- [WHAT IS REQUIRED]: Retype each line of the material exactly, please, skipping any picture in it.

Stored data
:::
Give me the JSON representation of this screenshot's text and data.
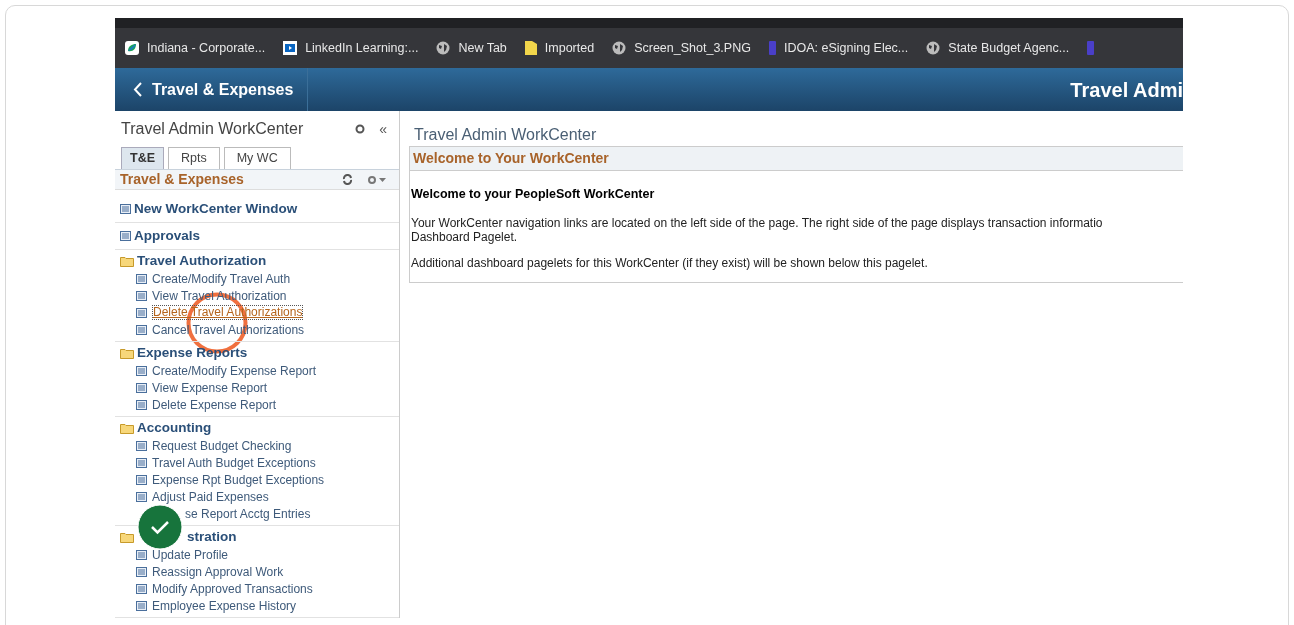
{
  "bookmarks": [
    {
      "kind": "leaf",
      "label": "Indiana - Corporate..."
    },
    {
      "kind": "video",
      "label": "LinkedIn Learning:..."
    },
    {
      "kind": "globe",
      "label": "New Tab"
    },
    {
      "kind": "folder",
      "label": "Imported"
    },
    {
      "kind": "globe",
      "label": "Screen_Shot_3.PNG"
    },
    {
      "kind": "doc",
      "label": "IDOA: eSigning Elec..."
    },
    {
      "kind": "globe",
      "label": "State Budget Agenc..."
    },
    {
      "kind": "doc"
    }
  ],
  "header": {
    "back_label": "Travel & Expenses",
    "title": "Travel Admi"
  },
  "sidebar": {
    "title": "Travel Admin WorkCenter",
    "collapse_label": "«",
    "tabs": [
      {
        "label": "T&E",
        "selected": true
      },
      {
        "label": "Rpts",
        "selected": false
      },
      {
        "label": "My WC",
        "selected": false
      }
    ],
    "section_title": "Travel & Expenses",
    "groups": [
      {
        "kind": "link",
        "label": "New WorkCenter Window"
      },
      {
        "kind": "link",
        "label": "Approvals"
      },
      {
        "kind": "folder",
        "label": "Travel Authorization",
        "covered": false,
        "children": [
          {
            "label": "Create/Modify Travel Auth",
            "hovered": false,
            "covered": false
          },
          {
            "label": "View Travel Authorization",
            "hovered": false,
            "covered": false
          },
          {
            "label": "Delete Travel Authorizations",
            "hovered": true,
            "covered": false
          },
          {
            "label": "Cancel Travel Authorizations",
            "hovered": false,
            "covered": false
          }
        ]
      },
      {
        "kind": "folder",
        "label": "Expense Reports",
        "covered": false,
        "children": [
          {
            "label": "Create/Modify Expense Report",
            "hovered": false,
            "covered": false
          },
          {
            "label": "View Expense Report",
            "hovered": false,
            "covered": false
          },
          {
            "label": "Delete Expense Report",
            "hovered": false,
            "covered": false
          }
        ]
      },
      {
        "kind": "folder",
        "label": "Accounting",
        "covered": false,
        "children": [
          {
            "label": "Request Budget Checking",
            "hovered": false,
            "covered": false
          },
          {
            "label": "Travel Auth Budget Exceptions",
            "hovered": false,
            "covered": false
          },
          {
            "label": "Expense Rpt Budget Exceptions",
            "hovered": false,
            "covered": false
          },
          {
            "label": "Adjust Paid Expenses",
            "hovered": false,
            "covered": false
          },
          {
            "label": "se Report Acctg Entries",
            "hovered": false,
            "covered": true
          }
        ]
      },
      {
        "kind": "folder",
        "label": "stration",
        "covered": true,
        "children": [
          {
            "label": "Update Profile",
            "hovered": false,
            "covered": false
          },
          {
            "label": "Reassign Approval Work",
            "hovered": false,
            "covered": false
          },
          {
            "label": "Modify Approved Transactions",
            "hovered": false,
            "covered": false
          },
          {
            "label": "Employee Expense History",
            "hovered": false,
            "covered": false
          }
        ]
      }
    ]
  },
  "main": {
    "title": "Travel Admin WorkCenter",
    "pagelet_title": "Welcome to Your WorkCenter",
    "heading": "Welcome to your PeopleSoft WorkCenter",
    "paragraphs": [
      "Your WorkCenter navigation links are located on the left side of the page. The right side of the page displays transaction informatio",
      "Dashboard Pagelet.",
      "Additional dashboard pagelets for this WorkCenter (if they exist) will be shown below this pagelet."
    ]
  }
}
:::
- [SOLUTION FOR THIS EXERCISE]:
Give me the JSON representation of this screenshot's text and data.
{
  "bookmarks": [
    {
      "kind": "leaf",
      "label": "Indiana - Corporate..."
    },
    {
      "kind": "video",
      "label": "LinkedIn Learning:..."
    },
    {
      "kind": "globe",
      "label": "New Tab"
    },
    {
      "kind": "folder",
      "label": "Imported"
    },
    {
      "kind": "globe",
      "label": "Screen_Shot_3.PNG"
    },
    {
      "kind": "doc",
      "label": "IDOA: eSigning Elec..."
    },
    {
      "kind": "globe",
      "label": "State Budget Agenc..."
    },
    {
      "kind": "doc"
    }
  ],
  "header": {
    "back_label": "Travel & Expenses",
    "title": "Travel Admi"
  },
  "sidebar": {
    "title": "Travel Admin WorkCenter",
    "collapse_label": "«",
    "tabs": [
      {
        "label": "T&E",
        "selected": true
      },
      {
        "label": "Rpts",
        "selected": false
      },
      {
        "label": "My WC",
        "selected": false
      }
    ],
    "section_title": "Travel & Expenses",
    "groups": [
      {
        "kind": "link",
        "label": "New WorkCenter Window"
      },
      {
        "kind": "link",
        "label": "Approvals"
      },
      {
        "kind": "folder",
        "label": "Travel Authorization",
        "covered": false,
        "children": [
          {
            "label": "Create/Modify Travel Auth",
            "hovered": false,
            "covered": false
          },
          {
            "label": "View Travel Authorization",
            "hovered": false,
            "covered": false
          },
          {
            "label": "Delete Travel Authorizations",
            "hovered": true,
            "covered": false
          },
          {
            "label": "Cancel Travel Authorizations",
            "hovered": false,
            "covered": false
          }
        ]
      },
      {
        "kind": "folder",
        "label": "Expense Reports",
        "covered": false,
        "children": [
          {
            "label": "Create/Modify Expense Report",
            "hovered": false,
            "covered": false
          },
          {
            "label": "View Expense Report",
            "hovered": false,
            "covered": false
          },
          {
            "label": "Delete Expense Report",
            "hovered": false,
            "covered": false
          }
        ]
      },
      {
        "kind": "folder",
        "label": "Accounting",
        "covered": false,
        "children": [
          {
            "label": "Request Budget Checking",
            "hovered": false,
            "covered": false
          },
          {
            "label": "Travel Auth Budget Exceptions",
            "hovered": false,
            "covered": false
          },
          {
            "label": "Expense Rpt Budget Exceptions",
            "hovered": false,
            "covered": false
          },
          {
            "label": "Adjust Paid Expenses",
            "hovered": false,
            "covered": false
          },
          {
            "label": "se Report Acctg Entries",
            "hovered": false,
            "covered": true
          }
        ]
      },
      {
        "kind": "folder",
        "label": "stration",
        "covered": true,
        "children": [
          {
            "label": "Update Profile",
            "hovered": false,
            "covered": false
          },
          {
            "label": "Reassign Approval Work",
            "hovered": false,
            "covered": false
          },
          {
            "label": "Modify Approved Transactions",
            "hovered": false,
            "covered": false
          },
          {
            "label": "Employee Expense History",
            "hovered": false,
            "covered": false
          }
        ]
      }
    ]
  },
  "main": {
    "title": "Travel Admin WorkCenter",
    "pagelet_title": "Welcome to Your WorkCenter",
    "heading": "Welcome to your PeopleSoft WorkCenter",
    "paragraphs": [
      "Your WorkCenter navigation links are located on the left side of the page. The right side of the page displays transaction informatio",
      "Dashboard Pagelet.",
      "Additional dashboard pagelets for this WorkCenter (if they exist) will be shown below this pagelet."
    ]
  }
}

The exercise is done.